►

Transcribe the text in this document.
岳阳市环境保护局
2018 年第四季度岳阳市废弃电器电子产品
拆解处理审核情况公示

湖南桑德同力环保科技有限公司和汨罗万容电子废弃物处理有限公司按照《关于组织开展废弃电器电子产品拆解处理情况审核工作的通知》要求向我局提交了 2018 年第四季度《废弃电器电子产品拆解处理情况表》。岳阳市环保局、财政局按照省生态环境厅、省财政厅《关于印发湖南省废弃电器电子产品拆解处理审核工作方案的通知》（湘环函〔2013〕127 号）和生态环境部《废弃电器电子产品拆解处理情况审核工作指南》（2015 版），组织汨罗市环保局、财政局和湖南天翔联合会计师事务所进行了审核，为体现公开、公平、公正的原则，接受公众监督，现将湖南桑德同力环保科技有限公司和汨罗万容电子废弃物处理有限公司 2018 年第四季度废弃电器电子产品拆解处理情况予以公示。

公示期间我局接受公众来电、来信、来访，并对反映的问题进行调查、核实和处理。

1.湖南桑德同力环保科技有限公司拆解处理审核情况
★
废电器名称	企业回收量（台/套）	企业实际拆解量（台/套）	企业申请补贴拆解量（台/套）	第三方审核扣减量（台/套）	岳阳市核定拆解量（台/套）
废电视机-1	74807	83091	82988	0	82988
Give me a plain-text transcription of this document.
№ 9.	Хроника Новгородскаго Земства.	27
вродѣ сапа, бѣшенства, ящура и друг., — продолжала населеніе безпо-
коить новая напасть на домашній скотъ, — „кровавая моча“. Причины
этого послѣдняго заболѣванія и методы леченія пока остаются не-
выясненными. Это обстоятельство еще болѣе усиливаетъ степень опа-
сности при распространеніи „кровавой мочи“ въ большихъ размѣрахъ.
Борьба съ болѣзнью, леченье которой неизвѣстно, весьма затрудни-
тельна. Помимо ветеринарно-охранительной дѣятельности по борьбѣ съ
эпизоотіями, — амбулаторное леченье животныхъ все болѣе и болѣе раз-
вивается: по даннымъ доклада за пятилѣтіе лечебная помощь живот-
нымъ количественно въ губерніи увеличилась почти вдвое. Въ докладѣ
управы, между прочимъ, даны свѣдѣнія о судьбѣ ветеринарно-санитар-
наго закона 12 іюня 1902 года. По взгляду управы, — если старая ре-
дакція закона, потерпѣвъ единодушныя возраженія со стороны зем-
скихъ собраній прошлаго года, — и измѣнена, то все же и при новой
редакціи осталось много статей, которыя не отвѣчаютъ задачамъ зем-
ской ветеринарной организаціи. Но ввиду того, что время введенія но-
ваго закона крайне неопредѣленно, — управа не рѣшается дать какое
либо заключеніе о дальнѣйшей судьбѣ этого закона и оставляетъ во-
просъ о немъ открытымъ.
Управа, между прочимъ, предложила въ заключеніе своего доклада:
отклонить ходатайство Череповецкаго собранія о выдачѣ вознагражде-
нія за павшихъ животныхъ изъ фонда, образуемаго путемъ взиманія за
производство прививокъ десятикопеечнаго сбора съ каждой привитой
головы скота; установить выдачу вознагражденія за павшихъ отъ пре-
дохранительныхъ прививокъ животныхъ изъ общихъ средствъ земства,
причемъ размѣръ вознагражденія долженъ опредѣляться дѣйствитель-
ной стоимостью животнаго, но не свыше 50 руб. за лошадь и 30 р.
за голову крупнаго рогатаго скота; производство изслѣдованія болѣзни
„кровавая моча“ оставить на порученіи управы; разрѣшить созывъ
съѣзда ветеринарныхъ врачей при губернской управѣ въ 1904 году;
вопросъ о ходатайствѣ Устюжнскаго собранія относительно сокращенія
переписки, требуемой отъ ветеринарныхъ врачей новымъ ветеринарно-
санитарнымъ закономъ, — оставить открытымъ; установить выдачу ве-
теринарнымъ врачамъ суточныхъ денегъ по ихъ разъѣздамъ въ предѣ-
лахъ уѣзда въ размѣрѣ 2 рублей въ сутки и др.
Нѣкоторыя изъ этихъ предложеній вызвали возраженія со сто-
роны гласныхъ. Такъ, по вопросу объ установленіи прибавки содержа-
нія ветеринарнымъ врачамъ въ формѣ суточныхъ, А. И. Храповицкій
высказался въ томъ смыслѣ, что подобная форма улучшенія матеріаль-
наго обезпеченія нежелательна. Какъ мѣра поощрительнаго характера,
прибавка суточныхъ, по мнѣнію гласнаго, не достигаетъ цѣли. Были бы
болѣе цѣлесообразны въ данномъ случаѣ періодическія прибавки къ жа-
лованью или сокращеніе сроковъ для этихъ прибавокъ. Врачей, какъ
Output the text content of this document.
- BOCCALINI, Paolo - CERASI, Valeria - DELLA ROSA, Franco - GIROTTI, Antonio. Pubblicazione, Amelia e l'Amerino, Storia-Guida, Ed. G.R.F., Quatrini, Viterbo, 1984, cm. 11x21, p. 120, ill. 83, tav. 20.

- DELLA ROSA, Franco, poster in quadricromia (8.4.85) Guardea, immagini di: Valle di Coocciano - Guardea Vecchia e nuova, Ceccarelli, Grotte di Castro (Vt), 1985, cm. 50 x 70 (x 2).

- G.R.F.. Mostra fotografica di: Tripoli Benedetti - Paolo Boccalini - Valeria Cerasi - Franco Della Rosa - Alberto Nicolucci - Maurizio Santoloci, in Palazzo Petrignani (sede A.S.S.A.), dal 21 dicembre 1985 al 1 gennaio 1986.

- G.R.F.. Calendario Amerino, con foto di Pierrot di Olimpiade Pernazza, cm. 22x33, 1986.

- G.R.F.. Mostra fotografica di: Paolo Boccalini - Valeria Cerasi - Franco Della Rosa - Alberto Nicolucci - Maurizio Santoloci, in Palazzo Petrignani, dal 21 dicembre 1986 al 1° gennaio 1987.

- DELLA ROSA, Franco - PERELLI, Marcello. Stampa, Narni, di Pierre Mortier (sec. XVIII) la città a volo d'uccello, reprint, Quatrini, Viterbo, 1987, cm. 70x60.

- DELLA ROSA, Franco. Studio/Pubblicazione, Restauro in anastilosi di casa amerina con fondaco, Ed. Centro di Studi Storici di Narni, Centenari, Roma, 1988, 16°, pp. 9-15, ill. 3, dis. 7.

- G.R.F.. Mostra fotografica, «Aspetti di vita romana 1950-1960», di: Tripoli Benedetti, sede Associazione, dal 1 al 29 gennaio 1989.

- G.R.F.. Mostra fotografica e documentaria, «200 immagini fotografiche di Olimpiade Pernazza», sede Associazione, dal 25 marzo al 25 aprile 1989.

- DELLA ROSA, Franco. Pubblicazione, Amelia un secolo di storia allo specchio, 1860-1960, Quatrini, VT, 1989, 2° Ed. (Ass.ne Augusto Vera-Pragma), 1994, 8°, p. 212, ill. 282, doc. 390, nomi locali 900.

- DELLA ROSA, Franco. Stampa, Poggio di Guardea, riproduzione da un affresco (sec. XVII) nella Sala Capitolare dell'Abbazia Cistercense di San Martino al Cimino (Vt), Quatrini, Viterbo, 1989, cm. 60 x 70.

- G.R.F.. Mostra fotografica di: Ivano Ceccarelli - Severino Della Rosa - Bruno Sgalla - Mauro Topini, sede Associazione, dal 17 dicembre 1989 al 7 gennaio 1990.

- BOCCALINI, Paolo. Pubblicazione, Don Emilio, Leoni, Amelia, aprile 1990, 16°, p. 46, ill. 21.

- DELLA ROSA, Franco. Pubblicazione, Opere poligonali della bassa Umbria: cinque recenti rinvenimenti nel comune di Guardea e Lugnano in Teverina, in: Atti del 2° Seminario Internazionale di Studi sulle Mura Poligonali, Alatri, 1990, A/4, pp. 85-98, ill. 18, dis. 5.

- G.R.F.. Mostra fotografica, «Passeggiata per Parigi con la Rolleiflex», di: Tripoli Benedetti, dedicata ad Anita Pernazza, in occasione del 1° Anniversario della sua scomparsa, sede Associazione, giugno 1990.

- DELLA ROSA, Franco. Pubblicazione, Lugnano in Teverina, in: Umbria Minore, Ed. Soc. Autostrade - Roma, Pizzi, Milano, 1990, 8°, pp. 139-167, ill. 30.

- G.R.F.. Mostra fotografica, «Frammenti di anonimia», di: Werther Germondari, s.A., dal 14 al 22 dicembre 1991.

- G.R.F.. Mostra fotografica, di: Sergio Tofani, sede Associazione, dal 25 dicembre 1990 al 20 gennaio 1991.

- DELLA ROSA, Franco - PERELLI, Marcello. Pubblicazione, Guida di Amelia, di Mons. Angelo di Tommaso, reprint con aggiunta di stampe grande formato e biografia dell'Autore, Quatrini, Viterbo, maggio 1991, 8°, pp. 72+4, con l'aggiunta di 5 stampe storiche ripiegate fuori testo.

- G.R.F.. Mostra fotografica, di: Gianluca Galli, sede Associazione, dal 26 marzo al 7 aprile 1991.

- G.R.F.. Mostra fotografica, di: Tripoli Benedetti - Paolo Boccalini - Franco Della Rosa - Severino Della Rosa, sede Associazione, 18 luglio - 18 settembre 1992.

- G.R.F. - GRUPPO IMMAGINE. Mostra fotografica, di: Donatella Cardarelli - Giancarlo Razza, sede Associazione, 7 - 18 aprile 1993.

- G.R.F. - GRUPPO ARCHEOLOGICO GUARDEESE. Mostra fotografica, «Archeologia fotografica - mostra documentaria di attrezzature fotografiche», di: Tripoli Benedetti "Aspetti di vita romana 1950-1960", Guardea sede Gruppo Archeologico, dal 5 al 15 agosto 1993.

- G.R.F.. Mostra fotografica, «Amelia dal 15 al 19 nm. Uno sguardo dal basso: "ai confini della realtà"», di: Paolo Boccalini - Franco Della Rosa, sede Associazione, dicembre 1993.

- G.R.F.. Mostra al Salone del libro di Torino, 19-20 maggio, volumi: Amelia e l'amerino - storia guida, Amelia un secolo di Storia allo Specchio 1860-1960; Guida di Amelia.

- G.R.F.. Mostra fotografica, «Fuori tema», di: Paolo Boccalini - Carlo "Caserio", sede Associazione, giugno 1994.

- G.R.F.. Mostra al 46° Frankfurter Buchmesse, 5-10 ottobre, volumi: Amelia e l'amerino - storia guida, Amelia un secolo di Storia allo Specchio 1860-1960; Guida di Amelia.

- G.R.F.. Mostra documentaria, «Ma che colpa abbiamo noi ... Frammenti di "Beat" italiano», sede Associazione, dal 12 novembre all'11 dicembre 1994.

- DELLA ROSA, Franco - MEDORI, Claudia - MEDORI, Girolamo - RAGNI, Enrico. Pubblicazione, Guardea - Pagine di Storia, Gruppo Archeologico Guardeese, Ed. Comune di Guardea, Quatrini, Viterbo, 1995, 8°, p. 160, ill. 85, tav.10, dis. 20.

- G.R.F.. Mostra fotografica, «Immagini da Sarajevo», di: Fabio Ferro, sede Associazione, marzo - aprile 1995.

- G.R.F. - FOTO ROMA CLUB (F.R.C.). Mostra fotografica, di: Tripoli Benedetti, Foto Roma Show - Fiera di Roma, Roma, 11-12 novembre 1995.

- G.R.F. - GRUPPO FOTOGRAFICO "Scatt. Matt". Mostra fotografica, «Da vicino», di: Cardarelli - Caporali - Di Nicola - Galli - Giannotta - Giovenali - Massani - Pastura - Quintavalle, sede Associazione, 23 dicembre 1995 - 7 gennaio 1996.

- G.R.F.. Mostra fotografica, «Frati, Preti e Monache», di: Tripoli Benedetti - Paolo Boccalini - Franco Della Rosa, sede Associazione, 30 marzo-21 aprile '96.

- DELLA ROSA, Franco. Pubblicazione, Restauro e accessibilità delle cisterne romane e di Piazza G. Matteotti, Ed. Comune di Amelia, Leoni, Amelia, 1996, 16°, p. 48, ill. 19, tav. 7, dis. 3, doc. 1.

◄

**Written task:** Check each line of the data above for the string "Valeria", then report how many lines have it, with no other words.

**Output:** 3